Answer these questions using the Geelong Cats discussion:
1. In what year did the Cats win their last flag?
2. Where does Geelong's list rank by age in the AFL in 2018?
3. Which two mature-age recruits are described as quality footballers?

Page ▸
-- Start --

Can not please everybody with all decisions.
But, I would love Sam Mitchell to enter our cattery.
 
Sam Mitchell? I assume he's working with the mids at WC? On ability their midfield is workman like at best (excluding Yeo who's a star) yet sat 2nd and now in a prelim.
 
I wonder who selects the assistant coaches
the senior coach or someone higher up

if there are changes then we will know the club is serious
 
I put this in the CS coaching thread but I think its relevant here as well. Essentially the article indicates that it was a debacle to keep Chris on. Article is from the Roar:

Truth be told, they should have won by plenty more as their physical pressure and manic approach to the game was something else. But the real story is on the other side of the ledger, where the Cats’ finals record slipped to 3-9 since they won their last flag in 2011.

In those 12 finals, they have won just four first quarters and on four occasions have been more than 30 points down at the first change. In finals, that is a death knell, especially in a sudden death game, of which all four of those were. There are many theories about a team that starts so slowly, on a consistent basis, in big games and coaching is one, but let’s park that one for now.


Geelong’s list is the third-oldest in the AFL in 2018 and the sixth most experienced. That list profile screams of a club that considers themselves in the premiership window, although the Cats have probably not considered themselves outside that window in the last decade.

Some of its oldest players are some of its best, but the list contains more than a few players around who there is a question mark. Either due to injury or lack of performance, the following middle-aged players are no longer deserving of a position on the list: George Horlin-Smith, Lachie Henderson, Aaron Black, Zac Smith, Daniel Menzel and Scott Selwood.

Some of those players have never had a good run of it in terms of their body, but Menzel has seemed checked out for most of the season and the hype far outweighs his performances, especially in big games. Scott Selwood was a solid foot soldier, maybe more but the game has gone well past someone with his limitations although his surname may keep him in a job.


Henderson was never more than a gap-filler and now has become a guy surplus to requirements with the development of Tom Stewart and Mark Blicavs, and the early promise shown by Mark O’Connor.

Move up the age list a little further, and it’s sad to say that Harry Taylor is done; he was a great servant, maybe more than that, but like Henderson, he is no longer worthy of a list spot.

Their ability to grab mature-age recruits has been remarkable – Sam Menegola and Tim Kelly are quality footballers, adding depth to an already stacked midfield. Of the young crew, Brandan Parfitt and Esava Ratugolea demand to be in the first 22 when fit, as do Jack Henry and Jake Kolodjashnij.

-- End --

Items from a data source ▸
-- Start --

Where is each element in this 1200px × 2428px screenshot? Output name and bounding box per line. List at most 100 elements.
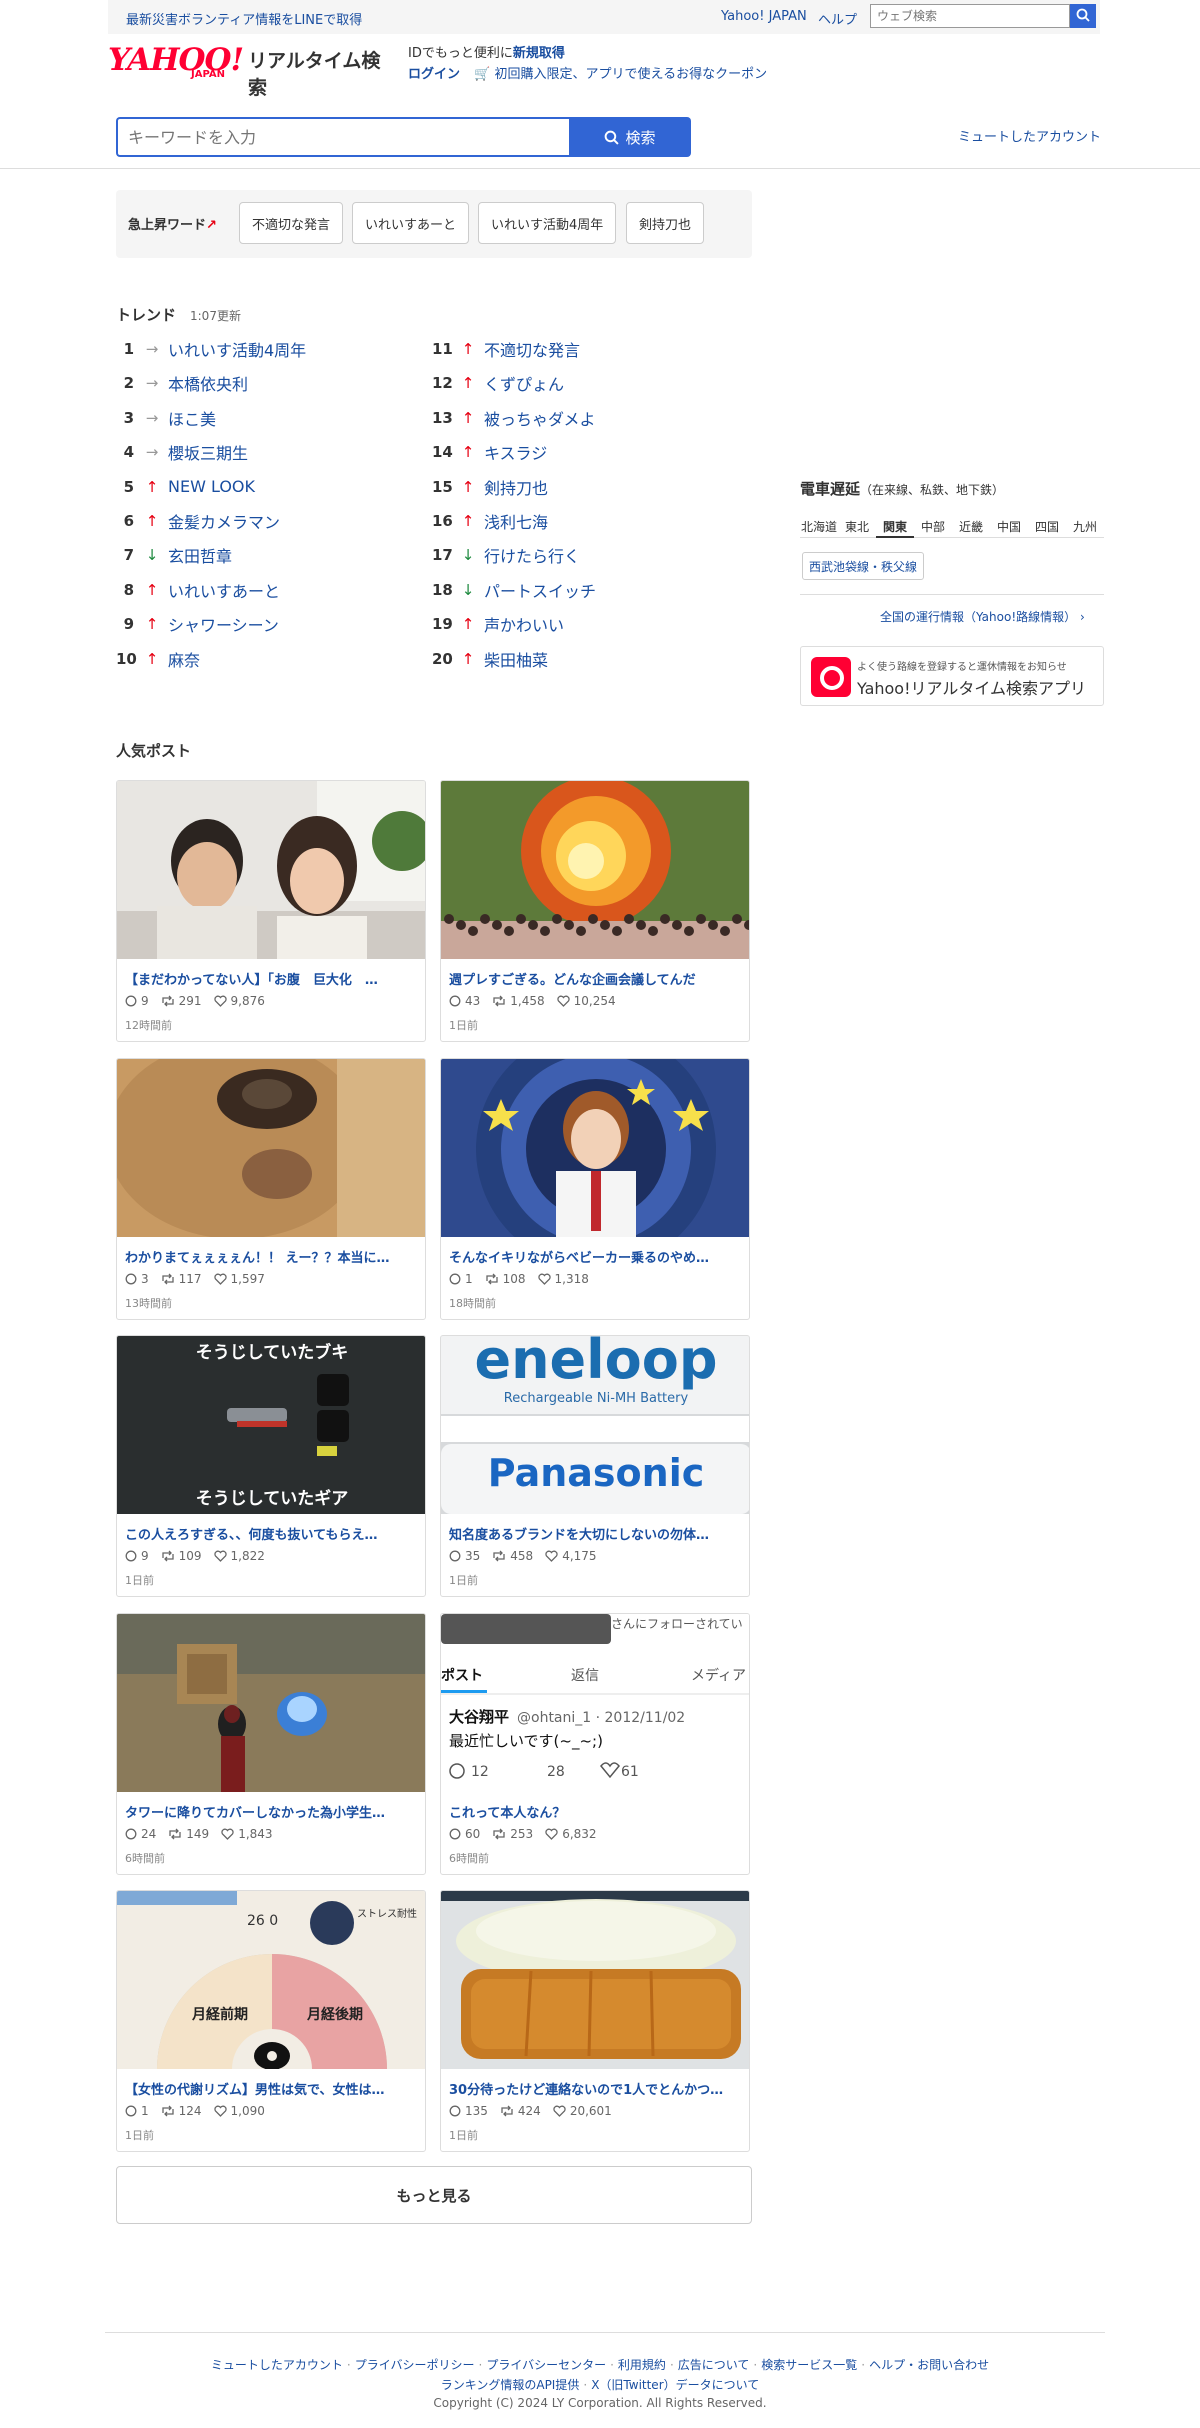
rising-chip[interactable]: 不適切な発言 <box>239 202 344 244</box>
trend-item[interactable]: 3 → ほこ美 <box>116 406 216 430</box>
web-search-button[interactable] <box>1070 4 1096 28</box>
trend-item[interactable]: 9 ↑ シャワーシーン <box>116 612 279 636</box>
post-thumbnail-couple[interactable] <box>117 781 426 959</box>
post-thumbnail-battery[interactable]: eneloopRechargeable Ni-MH Battery Panason… <box>441 1336 750 1514</box>
post-thumbnail-explosion[interactable] <box>441 781 750 959</box>
site-logo[interactable]: YAHOO! JAPAN リアルタイム検索 <box>108 42 388 99</box>
coupon-link[interactable]: 初回購入限定、アプリで使えるお得なクーポン <box>494 67 767 82</box>
post-card[interactable]: そんなイキリながらベビーカー乗るのやめ… 1 108 1,318 18時間前 <box>440 1057 750 1320</box>
trend-item[interactable]: 13 ↑ 被っちゃダメよ <box>432 406 596 430</box>
trend-word[interactable]: いれいすあーと <box>168 578 280 602</box>
trend-item[interactable]: 6 ↑ 金髪カメラマン <box>116 509 280 533</box>
post-thumbnail-fps[interactable] <box>117 1613 426 1792</box>
post-thumbnail-tweet[interactable]: さんにフォローされていポスト 返信 メディア大谷翔平 @ohtani_1 · 2012… <box>441 1613 750 1792</box>
footer-link[interactable]: プライバシーセンター <box>486 2358 606 2372</box>
trend-word[interactable]: NEW LOOK <box>168 477 255 496</box>
post-title[interactable]: 知名度あるブランドを大切にしないの勿体… <box>449 1524 743 1543</box>
register-link[interactable]: 新規取得 <box>513 46 565 61</box>
footer-link[interactable]: 検索サービス一覧 <box>761 2358 857 2372</box>
web-search-input[interactable] <box>870 4 1070 28</box>
post-card[interactable]: さんにフォローされてい ポスト 返信 メディア 大谷翔平 @ohtani_1 · 2012… <box>440 1612 750 1875</box>
trend-item[interactable]: 1 → いれいす活動4周年 <box>116 337 307 361</box>
trend-item[interactable]: 14 ↑ キスラジ <box>432 440 547 464</box>
post-card[interactable]: eneloop Rechargeable Ni-MH Battery Panason… <box>440 1335 750 1597</box>
trend-item[interactable]: 12 ↑ くずぴょん <box>432 371 564 395</box>
trend-word[interactable]: 本橋依央利 <box>168 371 248 395</box>
trend-item[interactable]: 10 ↑ 麻奈 <box>116 647 200 671</box>
keyword-search-input[interactable] <box>116 117 569 157</box>
rising-chip[interactable]: いれいすあーと <box>352 202 470 244</box>
post-thumbnail-game[interactable]: そうじしていたブキそうじしていたギア <box>117 1336 426 1514</box>
trend-word[interactable]: ほこ美 <box>168 406 216 430</box>
trend-item[interactable]: 5 ↑ NEW LOOK <box>116 475 255 499</box>
post-card[interactable]: 30分待ったけど連絡ないので1人でとんかつ… 135 424 20,601 1日前 <box>440 1890 750 2152</box>
delayed-line-chip[interactable]: 西武池袋線・秩父線 <box>802 552 925 580</box>
region-tab[interactable]: 関東 <box>876 514 914 538</box>
region-tab[interactable]: 北海道 <box>800 514 838 538</box>
trend-item[interactable]: 4 → 櫻坂三期生 <box>116 440 248 464</box>
post-title[interactable]: タワーに降りてカバーしなかった為小学生… <box>125 1802 419 1821</box>
trend-item[interactable]: 11 ↑ 不適切な発言 <box>432 337 580 361</box>
trend-word[interactable]: 櫻坂三期生 <box>168 440 248 464</box>
rising-chip[interactable]: 剣持刀也 <box>626 202 705 244</box>
trend-item[interactable]: 15 ↑ 剣持刀也 <box>432 475 548 499</box>
footer-link[interactable]: 広告について <box>678 2358 750 2372</box>
post-card[interactable]: 【まだわかってない人】「お腹 巨大化 … 9 291 9,876 12時間前 <box>116 780 426 1042</box>
login-link[interactable]: ログイン <box>408 67 460 82</box>
post-title[interactable]: これって本人なん？ <box>449 1802 743 1821</box>
trend-word[interactable]: 不適切な発言 <box>484 337 580 361</box>
yahoo-japan-link[interactable]: Yahoo! JAPAN <box>721 9 807 24</box>
footer-link[interactable]: ミュートしたアカウント <box>211 2358 343 2372</box>
post-thumbnail-tonkatsu[interactable] <box>441 1891 750 2069</box>
post-card[interactable]: わかりまてぇぇぇぇん！！ えー？？本当に… 3 117 1,597 13時間前 <box>116 1057 426 1320</box>
post-title[interactable]: この人えろすぎる、、何度も抜いてもらえ… <box>125 1524 419 1543</box>
post-card[interactable]: そうじしていたブキ そうじしていたギア この人えろすぎる、、何度も抜いてもらえ… 9 1… <box>116 1335 426 1597</box>
trend-word[interactable]: キスラジ <box>484 440 547 464</box>
rising-chip[interactable]: いれいす活動4周年 <box>478 202 617 244</box>
post-card[interactable]: 26 0 ストレス耐性 月経前期 月経後期 【女性の代謝リズム】男性は気で、女性は… 1 1… <box>116 1890 426 2152</box>
trend-item[interactable]: 20 ↑ 柴田柚菜 <box>432 647 548 671</box>
trend-item[interactable]: 16 ↑ 浅利七海 <box>432 509 548 533</box>
post-thumbnail-dog[interactable] <box>117 1058 426 1237</box>
region-tab[interactable]: 九州 <box>1066 514 1104 538</box>
trend-word[interactable]: 声かわいい <box>484 612 564 636</box>
trend-word[interactable]: 麻奈 <box>168 647 200 671</box>
region-tab[interactable]: 近畿 <box>952 514 990 538</box>
region-tab[interactable]: 中国 <box>990 514 1028 538</box>
post-title[interactable]: 【まだわかってない人】「お腹 巨大化 … <box>125 969 419 988</box>
post-thumbnail-rhythm[interactable]: 26 0 ストレス耐性月経前期 月経後期 <box>117 1891 426 2069</box>
app-banner[interactable]: よく使う路線を登録すると運休情報をお知らせ Yahoo!リアルタイム検索アプリ <box>800 646 1104 706</box>
region-tab[interactable]: 中部 <box>914 514 952 538</box>
post-title[interactable]: わかりまてぇぇぇぇん！！ えー？？本当に… <box>125 1247 419 1266</box>
trend-word[interactable]: いれいす活動4周年 <box>168 337 306 361</box>
trend-item[interactable]: 19 ↑ 声かわいい <box>432 612 564 636</box>
trend-word[interactable]: シャワーシーン <box>168 612 279 636</box>
trend-word[interactable]: くずぴょん <box>484 371 564 395</box>
post-title[interactable]: そんなイキリながらベビーカー乗るのやめ… <box>449 1247 743 1266</box>
footer-link[interactable]: ランキング情報のAPI提供 <box>441 2378 580 2392</box>
post-title[interactable]: 30分待ったけど連絡ないので1人でとんかつ… <box>449 2079 743 2098</box>
trend-word[interactable]: 剣持刀也 <box>484 475 548 499</box>
post-thumbnail-anime[interactable] <box>441 1058 750 1237</box>
trend-word[interactable]: 玄田哲章 <box>168 543 232 567</box>
footer-link[interactable]: ヘルプ・お問い合わせ <box>869 2358 989 2372</box>
trend-item[interactable]: 2 → 本橋依央利 <box>116 371 248 395</box>
nationwide-info-link[interactable]: 全国の運行情報（Yahoo!路線情報） › <box>880 608 1085 625</box>
trend-item[interactable]: 8 ↑ いれいすあーと <box>116 578 280 602</box>
trend-item[interactable]: 7 ↓ 玄田哲章 <box>116 543 232 567</box>
footer-link[interactable]: プライバシーポリシー <box>355 2358 475 2372</box>
show-more-button[interactable]: もっと見る <box>116 2166 752 2224</box>
muted-accounts-link[interactable]: ミュートしたアカウント <box>958 126 1101 145</box>
post-title[interactable]: 週プレすごぎる。どんな企画会議してんだ <box>449 969 743 988</box>
footer-link[interactable]: 利用規約 <box>618 2358 666 2372</box>
search-button[interactable]: 検索 <box>569 117 691 157</box>
post-card[interactable]: タワーに降りてカバーしなかった為小学生… 24 149 1,843 6時間前 <box>116 1612 426 1875</box>
disaster-volunteer-link[interactable]: 最新災害ボランティア情報をLINEで取得 <box>126 9 362 28</box>
trend-item[interactable]: 17 ↓ 行けたら行く <box>432 543 580 567</box>
region-tab[interactable]: 東北 <box>838 514 876 538</box>
footer-link[interactable]: X（旧Twitter）データについて <box>591 2378 759 2392</box>
trend-word[interactable]: 行けたら行く <box>484 543 580 567</box>
trend-word[interactable]: 柴田柚菜 <box>484 647 548 671</box>
post-title[interactable]: 【女性の代謝リズム】男性は気で、女性は… <box>125 2079 419 2098</box>
post-card[interactable]: 週プレすごぎる。どんな企画会議してんだ 43 1,458 10,254 1日前 <box>440 780 750 1042</box>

-- End --

Solution for this task ▸
1. 2011
2. Third-oldest
3. Sam Menegola and Tim Kelly